§ **Task to complete**
Collect each line of the entries that holds the string "JSON".

§ **Supplied information**
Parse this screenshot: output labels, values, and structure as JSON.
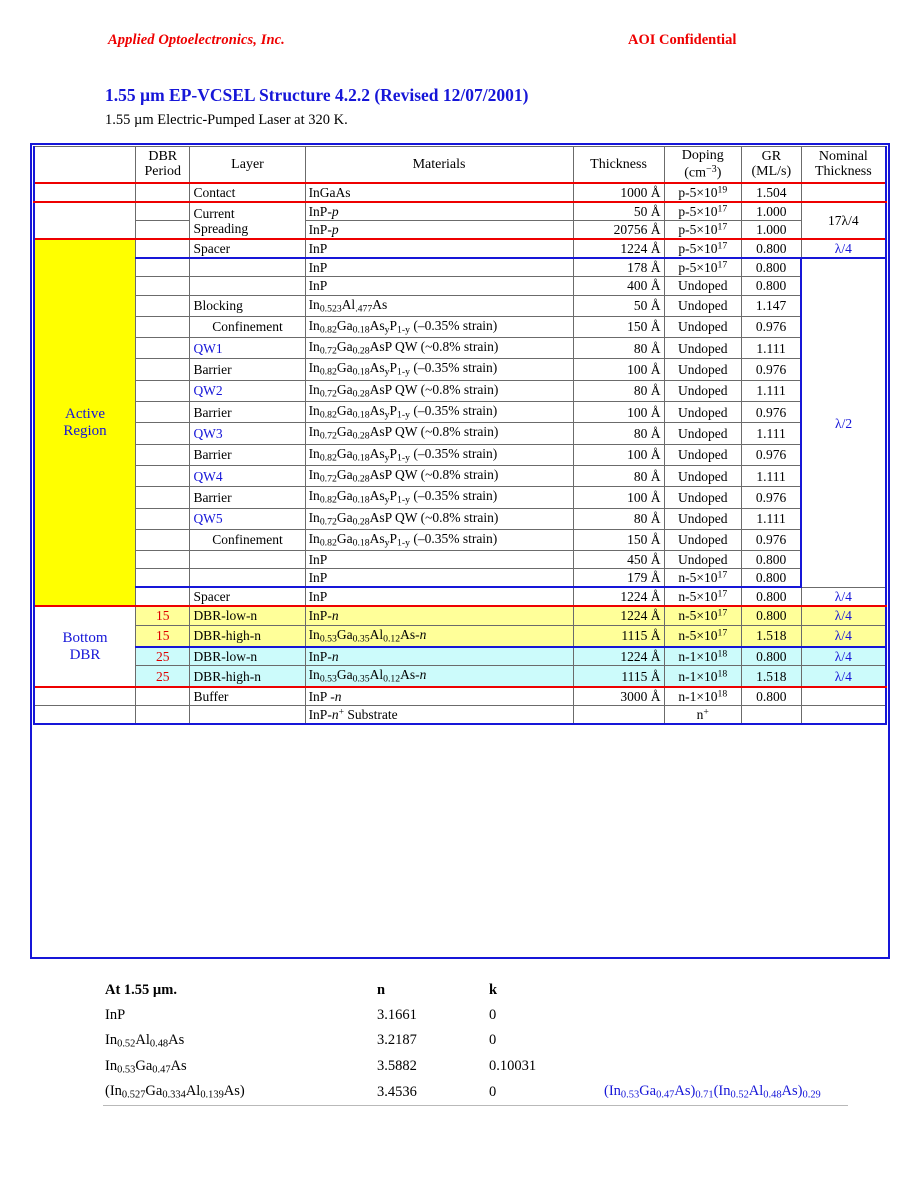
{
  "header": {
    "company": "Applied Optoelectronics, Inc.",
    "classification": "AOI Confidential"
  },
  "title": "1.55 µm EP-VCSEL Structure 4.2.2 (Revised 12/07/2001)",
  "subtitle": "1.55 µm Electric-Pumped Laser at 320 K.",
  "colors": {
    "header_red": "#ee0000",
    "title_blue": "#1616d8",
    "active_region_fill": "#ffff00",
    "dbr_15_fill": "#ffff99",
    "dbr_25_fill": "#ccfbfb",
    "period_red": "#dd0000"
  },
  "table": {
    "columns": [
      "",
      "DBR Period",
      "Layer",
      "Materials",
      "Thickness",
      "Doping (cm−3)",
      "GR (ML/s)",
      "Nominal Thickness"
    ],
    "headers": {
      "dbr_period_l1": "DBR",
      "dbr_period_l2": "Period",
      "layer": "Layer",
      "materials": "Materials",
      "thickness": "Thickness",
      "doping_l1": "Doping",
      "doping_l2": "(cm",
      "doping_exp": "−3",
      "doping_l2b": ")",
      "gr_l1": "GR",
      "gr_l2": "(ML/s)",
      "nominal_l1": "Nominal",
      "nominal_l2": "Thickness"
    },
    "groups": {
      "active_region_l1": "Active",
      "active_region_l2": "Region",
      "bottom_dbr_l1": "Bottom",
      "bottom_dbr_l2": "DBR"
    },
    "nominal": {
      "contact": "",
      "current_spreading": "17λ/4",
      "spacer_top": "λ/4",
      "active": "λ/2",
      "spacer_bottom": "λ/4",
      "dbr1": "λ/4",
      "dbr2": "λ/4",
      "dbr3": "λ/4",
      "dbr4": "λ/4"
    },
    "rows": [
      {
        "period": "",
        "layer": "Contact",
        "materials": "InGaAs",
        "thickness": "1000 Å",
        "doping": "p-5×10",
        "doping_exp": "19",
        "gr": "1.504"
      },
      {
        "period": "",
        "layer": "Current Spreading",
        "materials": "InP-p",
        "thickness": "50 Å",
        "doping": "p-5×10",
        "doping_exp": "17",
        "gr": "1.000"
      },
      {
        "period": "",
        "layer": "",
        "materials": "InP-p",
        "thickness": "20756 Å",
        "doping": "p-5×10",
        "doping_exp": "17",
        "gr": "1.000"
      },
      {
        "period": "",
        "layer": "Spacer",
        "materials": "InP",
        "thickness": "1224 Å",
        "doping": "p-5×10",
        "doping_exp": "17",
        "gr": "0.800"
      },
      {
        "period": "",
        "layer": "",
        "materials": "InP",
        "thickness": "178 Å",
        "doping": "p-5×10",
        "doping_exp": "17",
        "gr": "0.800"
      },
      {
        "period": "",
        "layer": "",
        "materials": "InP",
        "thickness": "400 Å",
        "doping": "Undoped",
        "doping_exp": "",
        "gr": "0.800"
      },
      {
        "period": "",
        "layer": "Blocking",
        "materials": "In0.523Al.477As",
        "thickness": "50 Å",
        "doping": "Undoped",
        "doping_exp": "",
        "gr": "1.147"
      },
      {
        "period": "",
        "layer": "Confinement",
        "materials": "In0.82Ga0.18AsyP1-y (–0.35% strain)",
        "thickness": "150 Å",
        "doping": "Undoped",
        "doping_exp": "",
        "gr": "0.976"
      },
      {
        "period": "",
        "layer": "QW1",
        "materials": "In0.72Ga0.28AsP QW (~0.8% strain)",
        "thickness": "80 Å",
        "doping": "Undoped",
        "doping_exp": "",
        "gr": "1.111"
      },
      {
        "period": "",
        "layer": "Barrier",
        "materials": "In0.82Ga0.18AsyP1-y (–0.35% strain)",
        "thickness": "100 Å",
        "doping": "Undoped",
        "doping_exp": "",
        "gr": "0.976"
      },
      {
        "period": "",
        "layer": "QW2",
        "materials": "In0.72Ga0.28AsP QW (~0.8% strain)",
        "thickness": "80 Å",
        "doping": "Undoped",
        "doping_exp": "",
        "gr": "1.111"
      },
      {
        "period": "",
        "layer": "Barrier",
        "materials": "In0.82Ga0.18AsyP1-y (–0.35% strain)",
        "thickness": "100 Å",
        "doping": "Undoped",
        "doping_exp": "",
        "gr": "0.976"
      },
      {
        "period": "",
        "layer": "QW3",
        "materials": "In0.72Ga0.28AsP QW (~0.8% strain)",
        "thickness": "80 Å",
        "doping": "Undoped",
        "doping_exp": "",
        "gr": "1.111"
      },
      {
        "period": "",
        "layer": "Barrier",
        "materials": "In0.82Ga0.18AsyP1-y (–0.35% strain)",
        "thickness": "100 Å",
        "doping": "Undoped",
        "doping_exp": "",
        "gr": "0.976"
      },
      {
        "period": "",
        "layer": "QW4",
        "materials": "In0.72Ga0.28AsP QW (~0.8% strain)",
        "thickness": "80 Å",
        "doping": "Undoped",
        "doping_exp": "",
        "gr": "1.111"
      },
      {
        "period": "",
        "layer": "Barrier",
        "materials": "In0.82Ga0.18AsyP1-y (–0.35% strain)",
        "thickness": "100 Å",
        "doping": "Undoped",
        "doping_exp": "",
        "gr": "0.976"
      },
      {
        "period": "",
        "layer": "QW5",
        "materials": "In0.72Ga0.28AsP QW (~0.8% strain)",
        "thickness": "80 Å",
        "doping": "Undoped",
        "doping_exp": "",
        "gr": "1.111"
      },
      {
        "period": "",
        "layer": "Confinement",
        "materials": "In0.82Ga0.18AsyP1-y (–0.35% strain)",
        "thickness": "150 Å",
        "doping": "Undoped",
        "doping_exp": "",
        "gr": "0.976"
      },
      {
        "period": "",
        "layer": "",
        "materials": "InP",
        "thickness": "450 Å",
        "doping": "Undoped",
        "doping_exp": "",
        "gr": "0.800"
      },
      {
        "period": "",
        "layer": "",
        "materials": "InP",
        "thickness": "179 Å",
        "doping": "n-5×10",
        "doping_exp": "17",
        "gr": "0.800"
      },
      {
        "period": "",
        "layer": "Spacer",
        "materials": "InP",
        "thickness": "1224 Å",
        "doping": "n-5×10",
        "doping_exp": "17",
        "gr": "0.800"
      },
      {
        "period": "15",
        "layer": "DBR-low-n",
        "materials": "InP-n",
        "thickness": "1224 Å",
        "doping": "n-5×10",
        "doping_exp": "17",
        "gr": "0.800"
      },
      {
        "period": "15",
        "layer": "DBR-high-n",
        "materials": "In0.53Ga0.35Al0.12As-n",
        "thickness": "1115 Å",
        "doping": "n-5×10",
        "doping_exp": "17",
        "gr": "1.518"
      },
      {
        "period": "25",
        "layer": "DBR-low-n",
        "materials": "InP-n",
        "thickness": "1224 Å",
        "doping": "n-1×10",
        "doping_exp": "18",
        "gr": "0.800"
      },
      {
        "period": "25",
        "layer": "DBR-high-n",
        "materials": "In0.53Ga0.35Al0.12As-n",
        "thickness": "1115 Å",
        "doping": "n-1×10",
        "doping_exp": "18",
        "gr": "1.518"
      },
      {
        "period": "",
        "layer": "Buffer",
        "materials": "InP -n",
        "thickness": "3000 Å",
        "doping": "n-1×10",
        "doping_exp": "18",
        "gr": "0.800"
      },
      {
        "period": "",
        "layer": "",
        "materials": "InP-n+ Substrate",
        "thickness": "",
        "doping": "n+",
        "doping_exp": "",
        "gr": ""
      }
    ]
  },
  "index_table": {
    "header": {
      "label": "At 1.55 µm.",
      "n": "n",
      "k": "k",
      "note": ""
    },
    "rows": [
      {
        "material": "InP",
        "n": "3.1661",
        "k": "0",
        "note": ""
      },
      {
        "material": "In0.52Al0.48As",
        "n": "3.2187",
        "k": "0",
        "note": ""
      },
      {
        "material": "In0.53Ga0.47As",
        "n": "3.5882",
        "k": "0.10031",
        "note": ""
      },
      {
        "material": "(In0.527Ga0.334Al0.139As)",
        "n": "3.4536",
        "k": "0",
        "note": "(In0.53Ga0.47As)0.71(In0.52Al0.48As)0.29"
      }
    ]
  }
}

---

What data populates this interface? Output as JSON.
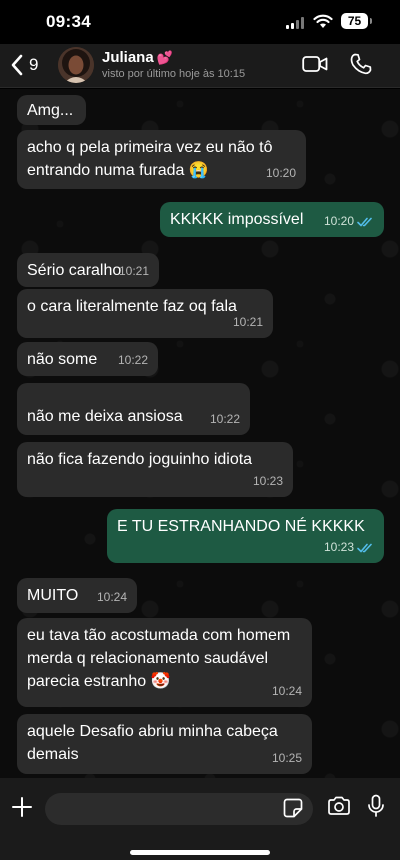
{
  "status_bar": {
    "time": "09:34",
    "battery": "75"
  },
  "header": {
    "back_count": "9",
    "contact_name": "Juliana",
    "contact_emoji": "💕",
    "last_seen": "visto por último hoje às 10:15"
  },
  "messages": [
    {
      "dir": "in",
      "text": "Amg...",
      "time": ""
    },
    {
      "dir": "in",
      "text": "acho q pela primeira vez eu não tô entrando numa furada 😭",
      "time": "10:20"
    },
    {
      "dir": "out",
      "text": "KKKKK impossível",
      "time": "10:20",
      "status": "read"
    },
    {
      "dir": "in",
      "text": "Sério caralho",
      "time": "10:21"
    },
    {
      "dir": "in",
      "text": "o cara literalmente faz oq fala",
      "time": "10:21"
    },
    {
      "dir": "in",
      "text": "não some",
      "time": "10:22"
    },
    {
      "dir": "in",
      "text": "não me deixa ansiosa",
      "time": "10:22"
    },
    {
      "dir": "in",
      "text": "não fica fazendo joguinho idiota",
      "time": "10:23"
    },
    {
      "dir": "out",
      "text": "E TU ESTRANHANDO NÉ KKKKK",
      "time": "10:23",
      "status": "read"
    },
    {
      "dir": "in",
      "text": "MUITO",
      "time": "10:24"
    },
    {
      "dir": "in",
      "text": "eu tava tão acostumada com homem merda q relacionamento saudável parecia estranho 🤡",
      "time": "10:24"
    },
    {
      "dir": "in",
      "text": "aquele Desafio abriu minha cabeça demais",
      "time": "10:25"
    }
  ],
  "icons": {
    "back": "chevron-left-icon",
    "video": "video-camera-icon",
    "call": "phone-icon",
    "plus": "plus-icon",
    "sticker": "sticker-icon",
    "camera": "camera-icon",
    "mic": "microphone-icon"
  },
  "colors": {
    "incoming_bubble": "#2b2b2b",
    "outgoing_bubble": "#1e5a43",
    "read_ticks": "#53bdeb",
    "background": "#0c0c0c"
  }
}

§ **Written reply**
Parse this screenshot: output labels, values, and structure as JSON.
What data populates this interface? Output as JSON.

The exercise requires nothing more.